Below is a block of records; repeat all of them exactly.

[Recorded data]
__________________________________________________
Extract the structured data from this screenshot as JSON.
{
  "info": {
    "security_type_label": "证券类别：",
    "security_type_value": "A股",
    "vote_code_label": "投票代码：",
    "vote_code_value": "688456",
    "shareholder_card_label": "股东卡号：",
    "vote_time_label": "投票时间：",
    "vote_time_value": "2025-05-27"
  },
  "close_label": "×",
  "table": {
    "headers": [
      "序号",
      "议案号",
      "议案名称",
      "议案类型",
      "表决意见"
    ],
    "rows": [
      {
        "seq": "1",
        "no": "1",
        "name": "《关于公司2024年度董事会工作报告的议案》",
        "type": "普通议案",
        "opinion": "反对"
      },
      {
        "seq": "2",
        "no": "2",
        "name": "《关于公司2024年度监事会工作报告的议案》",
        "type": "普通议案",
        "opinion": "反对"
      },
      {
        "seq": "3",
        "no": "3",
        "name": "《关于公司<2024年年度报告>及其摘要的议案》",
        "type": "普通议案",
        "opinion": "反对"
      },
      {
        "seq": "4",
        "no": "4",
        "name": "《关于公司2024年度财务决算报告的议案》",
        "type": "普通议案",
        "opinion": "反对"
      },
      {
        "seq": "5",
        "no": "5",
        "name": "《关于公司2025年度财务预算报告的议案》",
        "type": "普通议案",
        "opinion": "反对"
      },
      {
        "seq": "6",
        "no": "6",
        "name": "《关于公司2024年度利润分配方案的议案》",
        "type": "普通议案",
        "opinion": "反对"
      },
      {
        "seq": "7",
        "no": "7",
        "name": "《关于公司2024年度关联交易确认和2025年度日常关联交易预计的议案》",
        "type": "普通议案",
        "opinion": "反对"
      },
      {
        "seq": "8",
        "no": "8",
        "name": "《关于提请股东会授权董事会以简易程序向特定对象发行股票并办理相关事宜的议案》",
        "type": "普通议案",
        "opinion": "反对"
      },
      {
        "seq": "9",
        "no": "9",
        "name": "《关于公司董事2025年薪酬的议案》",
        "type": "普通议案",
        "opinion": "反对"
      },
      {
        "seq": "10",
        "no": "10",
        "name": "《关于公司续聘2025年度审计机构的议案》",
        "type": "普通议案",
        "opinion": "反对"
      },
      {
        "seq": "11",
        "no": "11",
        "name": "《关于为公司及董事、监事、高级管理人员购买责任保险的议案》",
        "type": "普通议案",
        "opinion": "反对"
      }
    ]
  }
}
__________________________________________________
## Exercise answer
Extract the structured data from this screenshot as JSON.
{
  "info": {
    "security_type_label": "证券类别：",
    "security_type_value": "A股",
    "vote_code_label": "投票代码：",
    "vote_code_value": "688456",
    "shareholder_card_label": "股东卡号：",
    "vote_time_label": "投票时间：",
    "vote_time_value": "2025-05-27"
  },
  "close_label": "×",
  "table": {
    "headers": [
      "序号",
      "议案号",
      "议案名称",
      "议案类型",
      "表决意见"
    ],
    "rows": [
      {
        "seq": "1",
        "no": "1",
        "name": "《关于公司2024年度董事会工作报告的议案》",
        "type": "普通议案",
        "opinion": "反对"
      },
      {
        "seq": "2",
        "no": "2",
        "name": "《关于公司2024年度监事会工作报告的议案》",
        "type": "普通议案",
        "opinion": "反对"
      },
      {
        "seq": "3",
        "no": "3",
        "name": "《关于公司<2024年年度报告>及其摘要的议案》",
        "type": "普通议案",
        "opinion": "反对"
      },
      {
        "seq": "4",
        "no": "4",
        "name": "《关于公司2024年度财务决算报告的议案》",
        "type": "普通议案",
        "opinion": "反对"
      },
      {
        "seq": "5",
        "no": "5",
        "name": "《关于公司2025年度财务预算报告的议案》",
        "type": "普通议案",
        "opinion": "反对"
      },
      {
        "seq": "6",
        "no": "6",
        "name": "《关于公司2024年度利润分配方案的议案》",
        "type": "普通议案",
        "opinion": "反对"
      },
      {
        "seq": "7",
        "no": "7",
        "name": "《关于公司2024年度关联交易确认和2025年度日常关联交易预计的议案》",
        "type": "普通议案",
        "opinion": "反对"
      },
      {
        "seq": "8",
        "no": "8",
        "name": "《关于提请股东会授权董事会以简易程序向特定对象发行股票并办理相关事宜的议案》",
        "type": "普通议案",
        "opinion": "反对"
      },
      {
        "seq": "9",
        "no": "9",
        "name": "《关于公司董事2025年薪酬的议案》",
        "type": "普通议案",
        "opinion": "反对"
      },
      {
        "seq": "10",
        "no": "10",
        "name": "《关于公司续聘2025年度审计机构的议案》",
        "type": "普通议案",
        "opinion": "反对"
      },
      {
        "seq": "11",
        "no": "11",
        "name": "《关于为公司及董事、监事、高级管理人员购买责任保险的议案》",
        "type": "普通议案",
        "opinion": "反对"
      }
    ]
  }
}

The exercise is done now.